> Goal: In the records below, find each line containing the word "this" and copy it.

### Task data

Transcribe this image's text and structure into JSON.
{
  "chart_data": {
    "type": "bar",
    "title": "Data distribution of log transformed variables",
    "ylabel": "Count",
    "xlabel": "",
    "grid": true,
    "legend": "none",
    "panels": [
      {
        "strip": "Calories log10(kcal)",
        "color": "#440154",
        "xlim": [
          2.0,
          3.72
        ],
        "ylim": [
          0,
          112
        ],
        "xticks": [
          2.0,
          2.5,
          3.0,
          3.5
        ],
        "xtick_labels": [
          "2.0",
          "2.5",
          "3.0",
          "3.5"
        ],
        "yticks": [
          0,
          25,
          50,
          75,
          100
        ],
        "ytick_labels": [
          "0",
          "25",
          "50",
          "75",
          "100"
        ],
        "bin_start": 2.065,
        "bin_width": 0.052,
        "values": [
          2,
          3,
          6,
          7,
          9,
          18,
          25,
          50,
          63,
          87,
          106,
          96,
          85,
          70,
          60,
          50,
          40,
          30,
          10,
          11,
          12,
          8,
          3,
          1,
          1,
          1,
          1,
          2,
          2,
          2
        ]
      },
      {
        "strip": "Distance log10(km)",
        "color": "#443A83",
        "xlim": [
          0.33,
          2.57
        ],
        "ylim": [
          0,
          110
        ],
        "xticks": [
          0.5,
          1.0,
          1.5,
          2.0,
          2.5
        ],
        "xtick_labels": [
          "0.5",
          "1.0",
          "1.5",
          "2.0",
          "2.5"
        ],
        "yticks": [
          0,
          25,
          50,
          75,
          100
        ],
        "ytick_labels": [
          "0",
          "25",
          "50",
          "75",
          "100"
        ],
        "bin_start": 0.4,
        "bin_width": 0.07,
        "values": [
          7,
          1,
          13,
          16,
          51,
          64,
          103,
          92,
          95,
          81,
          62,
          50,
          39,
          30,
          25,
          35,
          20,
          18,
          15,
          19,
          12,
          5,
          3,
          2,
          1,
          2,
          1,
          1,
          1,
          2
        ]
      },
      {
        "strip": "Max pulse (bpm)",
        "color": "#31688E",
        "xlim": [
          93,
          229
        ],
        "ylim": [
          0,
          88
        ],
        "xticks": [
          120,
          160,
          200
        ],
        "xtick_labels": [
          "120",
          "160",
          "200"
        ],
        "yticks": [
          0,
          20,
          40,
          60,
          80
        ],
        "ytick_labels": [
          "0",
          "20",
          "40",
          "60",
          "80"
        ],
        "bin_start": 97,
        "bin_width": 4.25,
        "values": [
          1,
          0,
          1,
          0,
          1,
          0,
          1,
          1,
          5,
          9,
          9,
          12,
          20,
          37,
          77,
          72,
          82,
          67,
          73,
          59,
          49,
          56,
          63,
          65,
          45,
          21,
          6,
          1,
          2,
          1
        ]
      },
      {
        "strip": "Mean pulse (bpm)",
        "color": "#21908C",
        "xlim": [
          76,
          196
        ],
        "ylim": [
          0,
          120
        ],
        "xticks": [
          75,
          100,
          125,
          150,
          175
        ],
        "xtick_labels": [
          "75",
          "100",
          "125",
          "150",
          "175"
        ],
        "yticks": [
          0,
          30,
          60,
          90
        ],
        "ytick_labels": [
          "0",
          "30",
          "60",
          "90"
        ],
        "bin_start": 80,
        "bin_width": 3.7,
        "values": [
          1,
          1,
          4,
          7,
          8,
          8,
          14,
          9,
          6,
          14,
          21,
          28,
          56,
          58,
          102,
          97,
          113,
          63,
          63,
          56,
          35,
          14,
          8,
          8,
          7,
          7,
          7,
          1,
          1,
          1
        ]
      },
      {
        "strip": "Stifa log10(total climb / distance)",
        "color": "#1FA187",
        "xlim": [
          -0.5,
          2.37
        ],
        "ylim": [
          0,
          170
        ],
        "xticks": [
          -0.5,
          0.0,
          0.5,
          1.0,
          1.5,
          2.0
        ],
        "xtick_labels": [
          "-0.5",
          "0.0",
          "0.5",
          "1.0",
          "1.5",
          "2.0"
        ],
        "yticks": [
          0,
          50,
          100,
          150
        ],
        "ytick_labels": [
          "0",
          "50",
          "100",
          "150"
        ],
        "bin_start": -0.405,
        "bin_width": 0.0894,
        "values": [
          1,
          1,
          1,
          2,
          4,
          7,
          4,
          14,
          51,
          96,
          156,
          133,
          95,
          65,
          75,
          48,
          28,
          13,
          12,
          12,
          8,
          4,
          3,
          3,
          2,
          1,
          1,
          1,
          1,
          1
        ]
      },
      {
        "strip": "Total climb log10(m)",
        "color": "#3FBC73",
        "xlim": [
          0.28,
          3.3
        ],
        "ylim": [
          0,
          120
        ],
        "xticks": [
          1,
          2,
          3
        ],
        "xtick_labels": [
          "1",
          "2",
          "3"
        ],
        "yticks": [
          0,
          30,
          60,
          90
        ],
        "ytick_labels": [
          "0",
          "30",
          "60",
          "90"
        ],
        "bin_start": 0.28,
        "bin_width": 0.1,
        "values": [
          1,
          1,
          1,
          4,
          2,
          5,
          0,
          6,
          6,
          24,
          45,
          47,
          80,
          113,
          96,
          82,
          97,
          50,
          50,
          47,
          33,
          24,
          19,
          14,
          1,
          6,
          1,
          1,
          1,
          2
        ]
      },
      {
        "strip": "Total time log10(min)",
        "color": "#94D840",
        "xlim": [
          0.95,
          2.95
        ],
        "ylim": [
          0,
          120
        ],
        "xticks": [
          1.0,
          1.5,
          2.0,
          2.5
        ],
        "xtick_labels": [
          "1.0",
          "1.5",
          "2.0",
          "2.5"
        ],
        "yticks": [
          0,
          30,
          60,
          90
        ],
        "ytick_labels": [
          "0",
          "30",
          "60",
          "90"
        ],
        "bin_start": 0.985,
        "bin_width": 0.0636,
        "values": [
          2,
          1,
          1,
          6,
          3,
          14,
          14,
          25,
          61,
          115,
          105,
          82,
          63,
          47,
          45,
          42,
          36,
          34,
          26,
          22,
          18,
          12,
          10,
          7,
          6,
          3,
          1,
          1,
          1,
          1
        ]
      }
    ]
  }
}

######
### Task data

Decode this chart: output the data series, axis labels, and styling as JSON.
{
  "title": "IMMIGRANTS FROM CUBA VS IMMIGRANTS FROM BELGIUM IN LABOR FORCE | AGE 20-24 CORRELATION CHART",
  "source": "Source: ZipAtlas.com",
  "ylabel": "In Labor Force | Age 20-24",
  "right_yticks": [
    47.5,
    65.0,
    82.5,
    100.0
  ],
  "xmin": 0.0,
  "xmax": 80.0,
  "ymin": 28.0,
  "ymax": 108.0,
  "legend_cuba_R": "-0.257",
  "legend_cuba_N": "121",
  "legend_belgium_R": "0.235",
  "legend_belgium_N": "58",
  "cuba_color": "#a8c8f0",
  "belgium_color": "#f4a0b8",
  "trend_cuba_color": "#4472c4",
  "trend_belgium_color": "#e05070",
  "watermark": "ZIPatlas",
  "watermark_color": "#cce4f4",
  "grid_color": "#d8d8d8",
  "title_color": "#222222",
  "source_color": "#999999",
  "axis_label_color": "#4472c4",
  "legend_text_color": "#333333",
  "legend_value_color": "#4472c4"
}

######

> Exercise output:
Transcribe this image's text and structure into JSON.
Decode this chart: output the data series, axis labels, and styling as JSON.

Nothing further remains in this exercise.